Items listed in a dataset
'''

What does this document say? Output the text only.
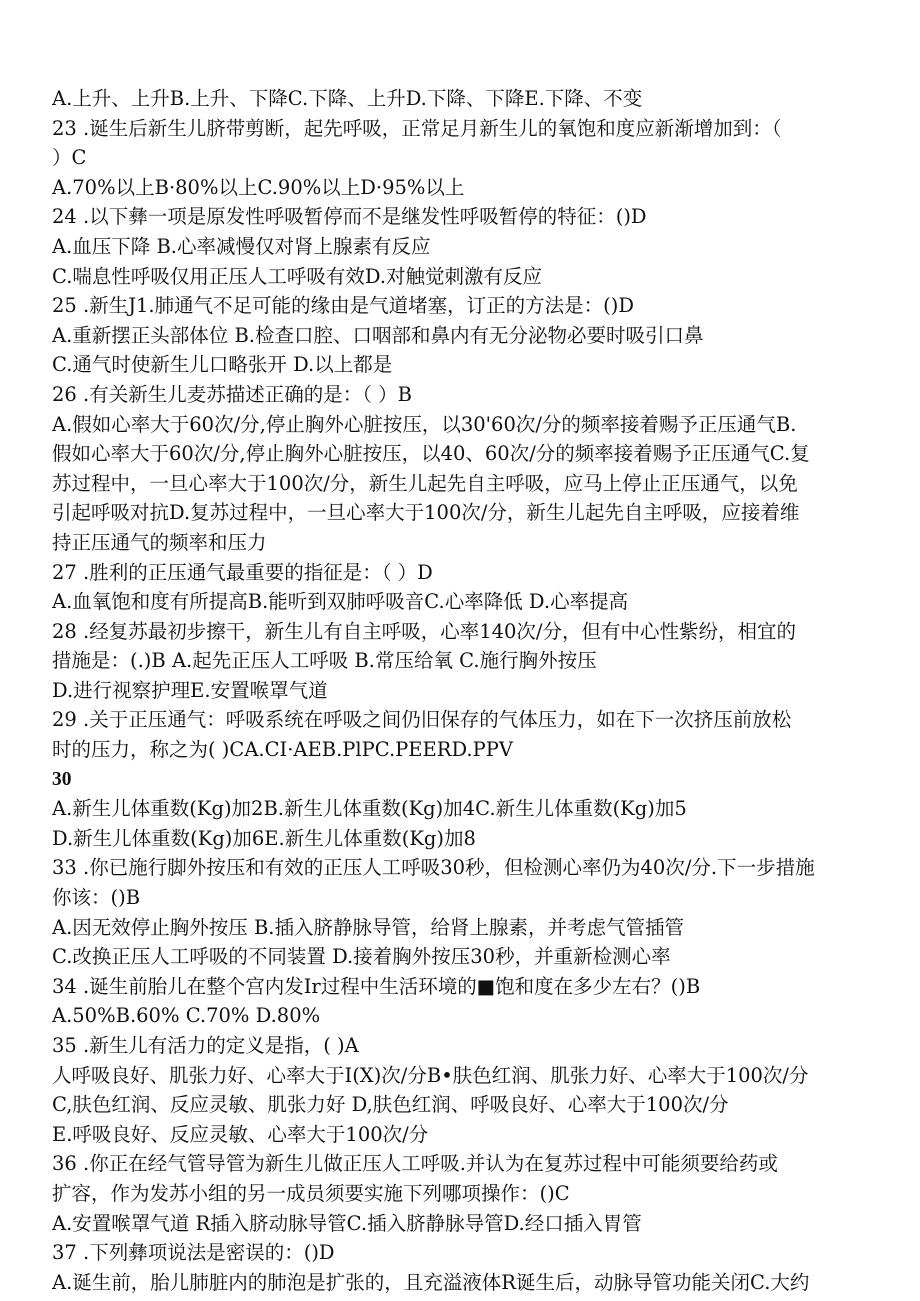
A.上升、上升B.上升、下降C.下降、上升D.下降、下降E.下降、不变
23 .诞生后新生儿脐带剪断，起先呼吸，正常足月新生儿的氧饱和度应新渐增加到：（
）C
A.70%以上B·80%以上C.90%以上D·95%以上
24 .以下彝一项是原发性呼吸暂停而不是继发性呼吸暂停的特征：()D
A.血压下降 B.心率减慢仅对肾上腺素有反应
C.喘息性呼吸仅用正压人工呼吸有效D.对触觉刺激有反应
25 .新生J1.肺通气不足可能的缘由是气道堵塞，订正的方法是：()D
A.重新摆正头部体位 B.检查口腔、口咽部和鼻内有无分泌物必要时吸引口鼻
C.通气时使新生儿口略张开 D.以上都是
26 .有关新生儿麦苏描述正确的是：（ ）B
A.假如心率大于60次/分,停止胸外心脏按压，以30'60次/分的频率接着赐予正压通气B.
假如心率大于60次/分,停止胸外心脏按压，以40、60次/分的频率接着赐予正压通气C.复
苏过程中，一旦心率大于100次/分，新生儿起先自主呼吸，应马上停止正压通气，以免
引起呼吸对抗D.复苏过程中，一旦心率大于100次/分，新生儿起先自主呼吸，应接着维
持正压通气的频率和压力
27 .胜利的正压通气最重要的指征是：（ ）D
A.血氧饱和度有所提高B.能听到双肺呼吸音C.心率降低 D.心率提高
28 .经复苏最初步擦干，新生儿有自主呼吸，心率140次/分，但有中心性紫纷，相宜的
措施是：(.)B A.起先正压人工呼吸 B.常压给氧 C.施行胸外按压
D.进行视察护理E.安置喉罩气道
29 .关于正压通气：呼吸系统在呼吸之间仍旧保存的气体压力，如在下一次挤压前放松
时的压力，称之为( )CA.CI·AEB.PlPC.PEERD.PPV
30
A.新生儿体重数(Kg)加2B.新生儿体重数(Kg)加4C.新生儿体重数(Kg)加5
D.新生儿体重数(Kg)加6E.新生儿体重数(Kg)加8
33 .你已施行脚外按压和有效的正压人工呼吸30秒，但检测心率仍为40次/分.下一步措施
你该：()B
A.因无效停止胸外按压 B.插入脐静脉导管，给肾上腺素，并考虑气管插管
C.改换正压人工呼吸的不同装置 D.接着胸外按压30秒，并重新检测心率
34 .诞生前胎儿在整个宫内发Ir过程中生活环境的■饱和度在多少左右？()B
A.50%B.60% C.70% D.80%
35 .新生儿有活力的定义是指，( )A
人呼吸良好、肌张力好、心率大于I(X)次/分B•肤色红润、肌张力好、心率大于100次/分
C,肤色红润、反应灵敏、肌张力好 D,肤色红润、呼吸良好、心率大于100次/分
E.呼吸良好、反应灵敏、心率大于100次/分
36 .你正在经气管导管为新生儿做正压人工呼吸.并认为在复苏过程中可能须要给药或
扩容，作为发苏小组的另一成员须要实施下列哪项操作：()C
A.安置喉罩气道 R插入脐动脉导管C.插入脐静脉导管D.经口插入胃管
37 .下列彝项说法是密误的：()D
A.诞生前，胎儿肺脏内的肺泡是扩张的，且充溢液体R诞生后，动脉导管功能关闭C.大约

'''

THE EXERCISE —
Repeat every record precisely. Any picture among them stays out of the copy.

RESPONSE TO THIS EXERCISE —
What does this document say? Output the text only.
A.上升、上升B.上升、下降C.下降、上升D.下降、下降E.下降、不变
23 .诞生后新生儿脐带剪断，起先呼吸，正常足月新生儿的氧饱和度应新渐增加到：（
）C
A.70%以上B·80%以上C.90%以上D·95%以上
24 .以下彝一项是原发性呼吸暂停而不是继发性呼吸暂停的特征：()D
A.血压下降 B.心率减慢仅对肾上腺素有反应
C.喘息性呼吸仅用正压人工呼吸有效D.对触觉刺激有反应
25 .新生J1.肺通气不足可能的缘由是气道堵塞，订正的方法是：()D
A.重新摆正头部体位 B.检查口腔、口咽部和鼻内有无分泌物必要时吸引口鼻
C.通气时使新生儿口略张开 D.以上都是
26 .有关新生儿麦苏描述正确的是：（ ）B
A.假如心率大于60次/分,停止胸外心脏按压，以30'60次/分的频率接着赐予正压通气B.
假如心率大于60次/分,停止胸外心脏按压，以40、60次/分的频率接着赐予正压通气C.复
苏过程中，一旦心率大于100次/分，新生儿起先自主呼吸，应马上停止正压通气，以免
引起呼吸对抗D.复苏过程中，一旦心率大于100次/分，新生儿起先自主呼吸，应接着维
持正压通气的频率和压力
27 .胜利的正压通气最重要的指征是：（ ）D
A.血氧饱和度有所提高B.能听到双肺呼吸音C.心率降低 D.心率提高
28 .经复苏最初步擦干，新生儿有自主呼吸，心率140次/分，但有中心性紫纷，相宜的
措施是：(.)B A.起先正压人工呼吸 B.常压给氧 C.施行胸外按压
D.进行视察护理E.安置喉罩气道
29 .关于正压通气：呼吸系统在呼吸之间仍旧保存的气体压力，如在下一次挤压前放松
时的压力，称之为( )CA.CI·AEB.PlPC.PEERD.PPV
30
A.新生儿体重数(Kg)加2B.新生儿体重数(Kg)加4C.新生儿体重数(Kg)加5
D.新生儿体重数(Kg)加6E.新生儿体重数(Kg)加8
33 .你已施行脚外按压和有效的正压人工呼吸30秒，但检测心率仍为40次/分.下一步措施
你该：()B
A.因无效停止胸外按压 B.插入脐静脉导管，给肾上腺素，并考虑气管插管
C.改换正压人工呼吸的不同装置 D.接着胸外按压30秒，并重新检测心率
34 .诞生前胎儿在整个宫内发Ir过程中生活环境的■饱和度在多少左右？()B
A.50%B.60% C.70% D.80%
35 .新生儿有活力的定义是指，( )A
人呼吸良好、肌张力好、心率大于I(X)次/分B•肤色红润、肌张力好、心率大于100次/分
C,肤色红润、反应灵敏、肌张力好 D,肤色红润、呼吸良好、心率大于100次/分
E.呼吸良好、反应灵敏、心率大于100次/分
36 .你正在经气管导管为新生儿做正压人工呼吸.并认为在复苏过程中可能须要给药或
扩容，作为发苏小组的另一成员须要实施下列哪项操作：()C
A.安置喉罩气道 R插入脐动脉导管C.插入脐静脉导管D.经口插入胃管
37 .下列彝项说法是密误的：()D
A.诞生前，胎儿肺脏内的肺泡是扩张的，且充溢液体R诞生后，动脉导管功能关闭C.大约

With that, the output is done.